--- start ---

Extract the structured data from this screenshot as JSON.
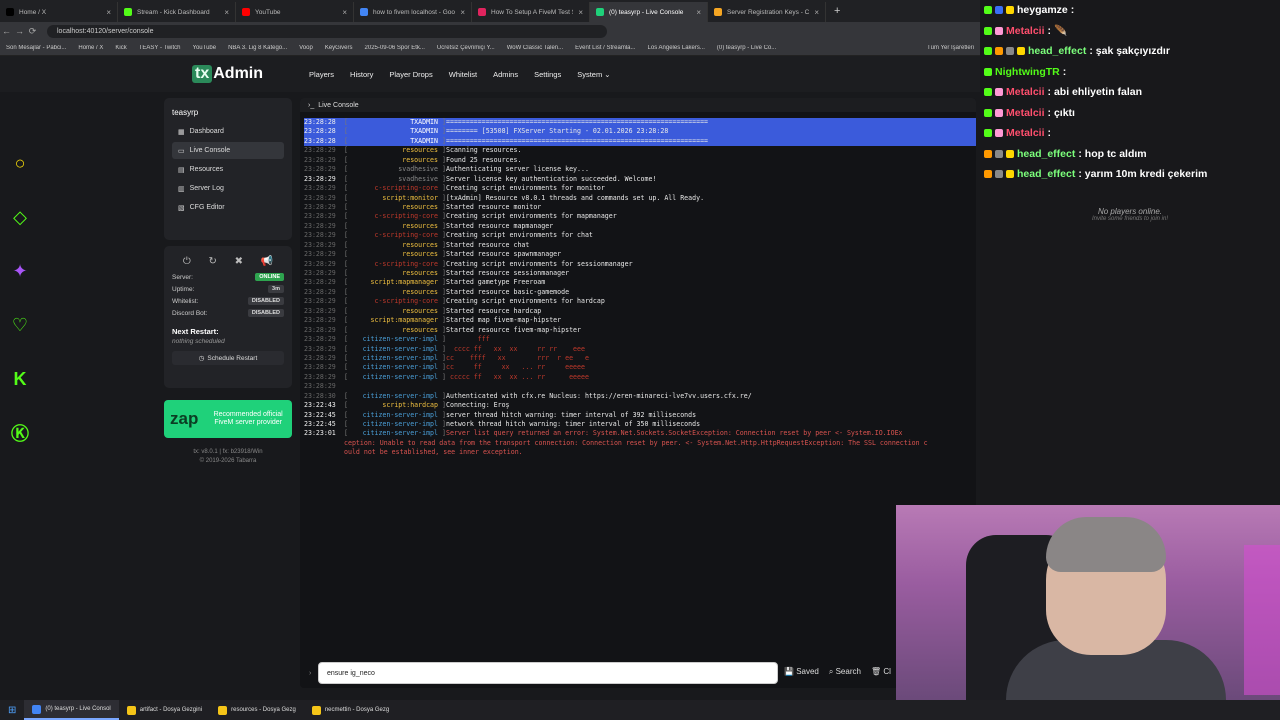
{
  "browser": {
    "tabs": [
      {
        "title": "Home / X",
        "color": "#000000"
      },
      {
        "title": "Stream - Kick Dashboard",
        "color": "#53fc18"
      },
      {
        "title": "YouTube",
        "color": "#ff0000"
      },
      {
        "title": "how to fivem localhost - Google",
        "color": "#4285f4"
      },
      {
        "title": "How To Setup A FiveM Test Server",
        "color": "#e0245e"
      },
      {
        "title": "(0) teasyrp - Live Console",
        "color": "#1fd17a"
      },
      {
        "title": "Server Registration Keys - Cfx.re",
        "color": "#f5a623"
      }
    ],
    "active_tab": 5,
    "url": "localhost:40120/server/console",
    "bookmarks": [
      "Son Mesajlar - Pabci...",
      "Home / X",
      "Kick",
      "TEASY - Twitch",
      "YouTube",
      "NBA 3. Lig 8 Katego...",
      "Voop",
      "KeyGivers",
      "2025-09-06 Spor Etk...",
      "Ücretsiz Çevrimiçi Y...",
      "WoW Classic Talen...",
      "Event List / Streamla...",
      "Los Angeles Lakers...",
      "(0) teasyrp - Live Co..."
    ],
    "all_bookmarks": "Tüm Yer İşaretleri"
  },
  "txadmin": {
    "logo_tx": "tx",
    "logo_admin": "Admin",
    "menu": [
      "Players",
      "History",
      "Player Drops",
      "Whitelist",
      "Admins",
      "Settings",
      "System ⌄"
    ],
    "server_name": "teasyrp",
    "sidebar": [
      {
        "label": "Dashboard",
        "icon": "▦"
      },
      {
        "label": "Live Console",
        "icon": "▭"
      },
      {
        "label": "Resources",
        "icon": "▤"
      },
      {
        "label": "Server Log",
        "icon": "▥"
      },
      {
        "label": "CFG Editor",
        "icon": "▧"
      }
    ],
    "status": [
      {
        "label": "Server:",
        "value": "ONLINE",
        "on": true
      },
      {
        "label": "Uptime:",
        "value": "3m",
        "on": false
      },
      {
        "label": "Whitelist:",
        "value": "DISABLED",
        "on": false
      },
      {
        "label": "Discord Bot:",
        "value": "DISABLED",
        "on": false
      }
    ],
    "next_restart": "Next Restart:",
    "next_restart_value": "nothing scheduled",
    "schedule_btn": "Schedule Restart",
    "zap_logo": "zap",
    "zap_text": "Recommended official FiveM server provider",
    "version": "tx: v8.0.1 | fx: b23918/Win",
    "copyright": "© 2019-2026 Tabarra",
    "console_title": "Live Console",
    "command_value": "ensure ig_neco",
    "buttons": {
      "saved": "Saved",
      "search": "Search",
      "clear": "Cl"
    }
  },
  "console_lines": [
    {
      "t": "23:28:28",
      "c": "TXADMIN",
      "cc": "#ffffff",
      "m": "==================================================================",
      "mc": "#e8e8e8",
      "hl": true
    },
    {
      "t": "23:28:28",
      "c": "TXADMIN",
      "cc": "#ffffff",
      "m": "======== [53508] FXServer Starting - 02.01.2026 23:28:28",
      "mc": "#e8e8e8",
      "hl": true
    },
    {
      "t": "23:28:28",
      "c": "TXADMIN",
      "cc": "#ffffff",
      "m": "==================================================================",
      "mc": "#e8e8e8",
      "hl": true
    },
    {
      "t": "23:28:29",
      "c": "resources",
      "cc": "#f0c040",
      "m": "Scanning resources.",
      "mc": "#e8e8e8"
    },
    {
      "t": "23:28:29",
      "c": "resources",
      "cc": "#f0c040",
      "m": "Found 25 resources.",
      "mc": "#e8e8e8"
    },
    {
      "t": "23:28:29",
      "c": "svadhesive",
      "cc": "#888888",
      "m": "Authenticating server license key...",
      "mc": "#e8e8e8"
    },
    {
      "t": "23:28:29",
      "c": "svadhesive",
      "cc": "#888888",
      "m": "Server license key authentication succeeded. Welcome!",
      "mc": "#e8e8e8",
      "tb": true
    },
    {
      "t": "23:28:29",
      "c": "c-scripting-core",
      "cc": "#c0392b",
      "m": "Creating script environments for monitor",
      "mc": "#e8e8e8"
    },
    {
      "t": "23:28:29",
      "c": "script:monitor",
      "cc": "#f0c040",
      "m": "[txAdmin] Resource v8.0.1 threads and commands set up. All Ready.",
      "mc": "#e8e8e8"
    },
    {
      "t": "23:28:29",
      "c": "resources",
      "cc": "#f0c040",
      "m": "Started resource monitor",
      "mc": "#e8e8e8"
    },
    {
      "t": "23:28:29",
      "c": "c-scripting-core",
      "cc": "#c0392b",
      "m": "Creating script environments for mapmanager",
      "mc": "#e8e8e8"
    },
    {
      "t": "23:28:29",
      "c": "resources",
      "cc": "#f0c040",
      "m": "Started resource mapmanager",
      "mc": "#e8e8e8"
    },
    {
      "t": "23:28:29",
      "c": "c-scripting-core",
      "cc": "#c0392b",
      "m": "Creating script environments for chat",
      "mc": "#e8e8e8"
    },
    {
      "t": "23:28:29",
      "c": "resources",
      "cc": "#f0c040",
      "m": "Started resource chat",
      "mc": "#e8e8e8"
    },
    {
      "t": "23:28:29",
      "c": "resources",
      "cc": "#f0c040",
      "m": "Started resource spawnmanager",
      "mc": "#e8e8e8"
    },
    {
      "t": "23:28:29",
      "c": "c-scripting-core",
      "cc": "#c0392b",
      "m": "Creating script environments for sessionmanager",
      "mc": "#e8e8e8"
    },
    {
      "t": "23:28:29",
      "c": "resources",
      "cc": "#f0c040",
      "m": "Started resource sessionmanager",
      "mc": "#e8e8e8"
    },
    {
      "t": "23:28:29",
      "c": "script:mapmanager",
      "cc": "#f0c040",
      "m": "Started gametype Freeroam",
      "mc": "#e8e8e8"
    },
    {
      "t": "23:28:29",
      "c": "resources",
      "cc": "#f0c040",
      "m": "Started resource basic-gamemode",
      "mc": "#e8e8e8"
    },
    {
      "t": "23:28:29",
      "c": "c-scripting-core",
      "cc": "#c0392b",
      "m": "Creating script environments for hardcap",
      "mc": "#e8e8e8"
    },
    {
      "t": "23:28:29",
      "c": "resources",
      "cc": "#f0c040",
      "m": "Started resource hardcap",
      "mc": "#e8e8e8"
    },
    {
      "t": "23:28:29",
      "c": "script:mapmanager",
      "cc": "#f0c040",
      "m": "Started map fivem-map-hipster",
      "mc": "#e8e8e8"
    },
    {
      "t": "23:28:29",
      "c": "resources",
      "cc": "#f0c040",
      "m": "Started resource fivem-map-hipster",
      "mc": "#e8e8e8"
    },
    {
      "t": "23:28:29",
      "c": "citizen-server-impl",
      "cc": "#4a9fd8",
      "m": "        fff",
      "mc": "#c0392b"
    },
    {
      "t": "23:28:29",
      "c": "citizen-server-impl",
      "cc": "#4a9fd8",
      "m": "  cccc ff   xx  xx     rr rr    eee",
      "mc": "#c0392b"
    },
    {
      "t": "23:28:29",
      "c": "citizen-server-impl",
      "cc": "#4a9fd8",
      "m": "cc    ffff   xx        rrr  r ee   e",
      "mc": "#c0392b"
    },
    {
      "t": "23:28:29",
      "c": "citizen-server-impl",
      "cc": "#4a9fd8",
      "m": "cc     ff     xx   ... rr     eeeee",
      "mc": "#c0392b"
    },
    {
      "t": "23:28:29",
      "c": "citizen-server-impl",
      "cc": "#4a9fd8",
      "m": " ccccc ff   xx  xx ... rr      eeeee",
      "mc": "#c0392b"
    },
    {
      "t": "23:28:29",
      "c": "",
      "cc": "#4a9fd8",
      "m": "",
      "mc": "#e8e8e8"
    },
    {
      "t": "23:28:30",
      "c": "citizen-server-impl",
      "cc": "#4a9fd8",
      "m": "Authenticated with cfx.re Nucleus: https://eren-minareci-lve7vv.users.cfx.re/",
      "mc": "#e8e8e8"
    },
    {
      "t": "23:22:43",
      "c": "script:hardcap",
      "cc": "#f0c040",
      "m": "Connecting: Eroş",
      "mc": "#e8e8e8",
      "tb": true
    },
    {
      "t": "23:22:45",
      "c": "citizen-server-impl",
      "cc": "#4a9fd8",
      "m": "server thread hitch warning: timer interval of 392 milliseconds",
      "mc": "#e8e8e8",
      "tb": true
    },
    {
      "t": "23:22:45",
      "c": "citizen-server-impl",
      "cc": "#4a9fd8",
      "m": "network thread hitch warning: timer interval of 350 milliseconds",
      "mc": "#e8e8e8",
      "tb": true
    },
    {
      "t": "23:23:01",
      "c": "citizen-server-impl",
      "cc": "#4a9fd8",
      "m": "Server list query returned an error: System.Net.Sockets.SocketException: Connection reset by peer <- System.IO.IOEx",
      "mc": "#d9534f",
      "tb": true
    },
    {
      "t": "",
      "c": "",
      "cc": "#4a9fd8",
      "m": "ception: Unable to read data from the transport connection: Connection reset by peer. <- System.Net.Http.HttpRequestException: The SSL connection c",
      "mc": "#d9534f",
      "raw": true
    },
    {
      "t": "",
      "c": "",
      "cc": "#4a9fd8",
      "m": "ould not be established, see inner exception.",
      "mc": "#d9534f",
      "raw": true
    }
  ],
  "chat": {
    "messages": [
      {
        "user": "heygamze",
        "color": "#ffffff",
        "text": "",
        "badges": [
          "#53fc18",
          "#3a6ff7",
          "#ffd700"
        ]
      },
      {
        "user": "Metalcii",
        "color": "#ff4f6e",
        "text": "🪶",
        "badges": [
          "#53fc18",
          "#ff9ad5"
        ]
      },
      {
        "user": "head_effect",
        "color": "#7cff7c",
        "text": "şak şakçıyızdır",
        "badges": [
          "#53fc18",
          "#ff9900",
          "#888888",
          "#ffd700"
        ]
      },
      {
        "user": "NightwingTR",
        "color": "#53fc18",
        "text": "",
        "badges": [
          "#53fc18"
        ]
      },
      {
        "user": "Metalcii",
        "color": "#ff4f6e",
        "text": "abi ehliyetin falan",
        "badges": [
          "#53fc18",
          "#ff9ad5"
        ]
      },
      {
        "user": "Metalcii",
        "color": "#ff4f6e",
        "text": "çıktı",
        "badges": [
          "#53fc18",
          "#ff9ad5"
        ]
      },
      {
        "user": "Metalcii",
        "color": "#ff4f6e",
        "text": "",
        "badges": [
          "#53fc18",
          "#ff9ad5"
        ]
      },
      {
        "user": "head_effect",
        "color": "#7cff7c",
        "text": "hop tc aldım",
        "badges": [
          "#ff9900",
          "#888888",
          "#ffd700"
        ]
      },
      {
        "user": "head_effect",
        "color": "#7cff7c",
        "text": "yarım 10m kredi çekerim",
        "badges": [
          "#ff9900",
          "#888888",
          "#ffd700"
        ]
      }
    ],
    "no_players": "No players online.",
    "invite": "Invite some friends to join in!"
  },
  "taskbar": [
    {
      "label": "(0) teasyrp - Live Consol",
      "color": "#4285f4",
      "active": true
    },
    {
      "label": "artifact - Dosya Gezgini",
      "color": "#f5c518"
    },
    {
      "label": "resources - Dosya Gezg",
      "color": "#f5c518"
    },
    {
      "label": "necmettin - Dosya Gezg",
      "color": "#f5c518"
    }
  ]
}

--- end ---

Short exercise - Determine how many lines in the listing above hold the string "hardcap", then write only the number.

In response - 3